_RECORDED DATA:_
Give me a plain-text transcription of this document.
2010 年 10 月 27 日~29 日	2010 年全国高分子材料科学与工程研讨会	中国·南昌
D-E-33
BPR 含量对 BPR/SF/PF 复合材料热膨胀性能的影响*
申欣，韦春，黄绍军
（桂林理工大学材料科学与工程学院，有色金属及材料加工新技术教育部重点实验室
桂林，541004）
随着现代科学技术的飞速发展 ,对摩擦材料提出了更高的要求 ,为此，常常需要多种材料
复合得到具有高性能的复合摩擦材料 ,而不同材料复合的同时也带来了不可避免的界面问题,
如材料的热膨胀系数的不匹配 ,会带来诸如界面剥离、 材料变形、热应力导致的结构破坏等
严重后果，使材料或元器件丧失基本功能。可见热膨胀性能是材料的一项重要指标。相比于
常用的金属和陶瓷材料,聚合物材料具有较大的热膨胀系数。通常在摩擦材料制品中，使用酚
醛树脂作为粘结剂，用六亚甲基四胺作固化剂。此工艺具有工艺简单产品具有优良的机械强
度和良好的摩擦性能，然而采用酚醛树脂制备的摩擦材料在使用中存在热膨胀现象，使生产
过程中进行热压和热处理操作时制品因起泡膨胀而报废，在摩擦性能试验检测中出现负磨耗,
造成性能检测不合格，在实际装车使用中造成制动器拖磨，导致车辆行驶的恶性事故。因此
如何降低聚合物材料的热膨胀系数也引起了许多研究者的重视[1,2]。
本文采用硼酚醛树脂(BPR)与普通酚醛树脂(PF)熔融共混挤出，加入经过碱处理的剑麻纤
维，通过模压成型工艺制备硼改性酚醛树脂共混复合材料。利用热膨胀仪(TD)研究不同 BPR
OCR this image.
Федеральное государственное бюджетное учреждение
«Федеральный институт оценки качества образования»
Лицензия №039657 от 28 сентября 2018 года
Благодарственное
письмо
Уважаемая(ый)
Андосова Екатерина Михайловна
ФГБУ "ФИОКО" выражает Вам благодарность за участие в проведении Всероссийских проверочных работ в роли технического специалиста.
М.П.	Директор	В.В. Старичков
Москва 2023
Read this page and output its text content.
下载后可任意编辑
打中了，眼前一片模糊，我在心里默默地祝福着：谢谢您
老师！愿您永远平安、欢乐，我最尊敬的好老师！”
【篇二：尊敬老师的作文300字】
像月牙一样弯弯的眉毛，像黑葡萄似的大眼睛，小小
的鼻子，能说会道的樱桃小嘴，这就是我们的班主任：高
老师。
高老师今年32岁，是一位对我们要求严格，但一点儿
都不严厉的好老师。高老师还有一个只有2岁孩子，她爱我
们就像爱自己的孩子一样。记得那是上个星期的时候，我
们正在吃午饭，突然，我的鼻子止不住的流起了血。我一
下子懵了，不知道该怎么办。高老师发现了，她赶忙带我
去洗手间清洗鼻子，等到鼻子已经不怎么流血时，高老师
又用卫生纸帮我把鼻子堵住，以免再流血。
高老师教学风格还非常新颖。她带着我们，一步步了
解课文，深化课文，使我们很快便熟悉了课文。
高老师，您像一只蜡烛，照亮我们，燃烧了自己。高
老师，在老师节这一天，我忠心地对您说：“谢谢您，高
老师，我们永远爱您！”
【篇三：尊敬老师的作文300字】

_THE PROBLEM:_
Every record above should be copied exactly.

_TASK RESULT:_
Give me a plain-text transcription of this document.
2010 年 10 月 27 日~29 日	2010 年全国高分子材料科学与工程研讨会	中国·南昌
D-E-33
BPR 含量对 BPR/SF/PF 复合材料热膨胀性能的影响*
申欣，韦春，黄绍军
（桂林理工大学材料科学与工程学院，有色金属及材料加工新技术教育部重点实验室
桂林，541004）
随着现代科学技术的飞速发展 ,对摩擦材料提出了更高的要求 ,为此，常常需要多种材料
复合得到具有高性能的复合摩擦材料 ,而不同材料复合的同时也带来了不可避免的界面问题,
如材料的热膨胀系数的不匹配 ,会带来诸如界面剥离、 材料变形、热应力导致的结构破坏等
严重后果，使材料或元器件丧失基本功能。可见热膨胀性能是材料的一项重要指标。相比于
常用的金属和陶瓷材料,聚合物材料具有较大的热膨胀系数。通常在摩擦材料制品中，使用酚
醛树脂作为粘结剂，用六亚甲基四胺作固化剂。此工艺具有工艺简单产品具有优良的机械强
度和良好的摩擦性能，然而采用酚醛树脂制备的摩擦材料在使用中存在热膨胀现象，使生产
过程中进行热压和热处理操作时制品因起泡膨胀而报废，在摩擦性能试验检测中出现负磨耗,
造成性能检测不合格，在实际装车使用中造成制动器拖磨，导致车辆行驶的恶性事故。因此
如何降低聚合物材料的热膨胀系数也引起了许多研究者的重视[1,2]。
本文采用硼酚醛树脂(BPR)与普通酚醛树脂(PF)熔融共混挤出，加入经过碱处理的剑麻纤
维，通过模压成型工艺制备硼改性酚醛树脂共混复合材料。利用热膨胀仪(TD)研究不同 BPR
OCR this image.
Федеральное государственное бюджетное учреждение
«Федеральный институт оценки качества образования»
Лицензия №039657 от 28 сентября 2018 года
Благодарственное
письмо
Уважаемая(ый)
Андосова Екатерина Михайловна
ФГБУ "ФИОКО" выражает Вам благодарность за участие в проведении Всероссийских проверочных работ в роли технического специалиста.
М.П.	Директор	В.В. Старичков
Москва 2023
Read this page and output its text content.
下载后可任意编辑
打中了，眼前一片模糊，我在心里默默地祝福着：谢谢您
老师！愿您永远平安、欢乐，我最尊敬的好老师！”
【篇二：尊敬老师的作文300字】
像月牙一样弯弯的眉毛，像黑葡萄似的大眼睛，小小
的鼻子，能说会道的樱桃小嘴，这就是我们的班主任：高
老师。
高老师今年32岁，是一位对我们要求严格，但一点儿
都不严厉的好老师。高老师还有一个只有2岁孩子，她爱我
们就像爱自己的孩子一样。记得那是上个星期的时候，我
们正在吃午饭，突然，我的鼻子止不住的流起了血。我一
下子懵了，不知道该怎么办。高老师发现了，她赶忙带我
去洗手间清洗鼻子，等到鼻子已经不怎么流血时，高老师
又用卫生纸帮我把鼻子堵住，以免再流血。
高老师教学风格还非常新颖。她带着我们，一步步了
解课文，深化课文，使我们很快便熟悉了课文。
高老师，您像一只蜡烛，照亮我们，燃烧了自己。高
老师，在老师节这一天，我忠心地对您说：“谢谢您，高
老师，我们永远爱您！”
【篇三：尊敬老师的作文300字】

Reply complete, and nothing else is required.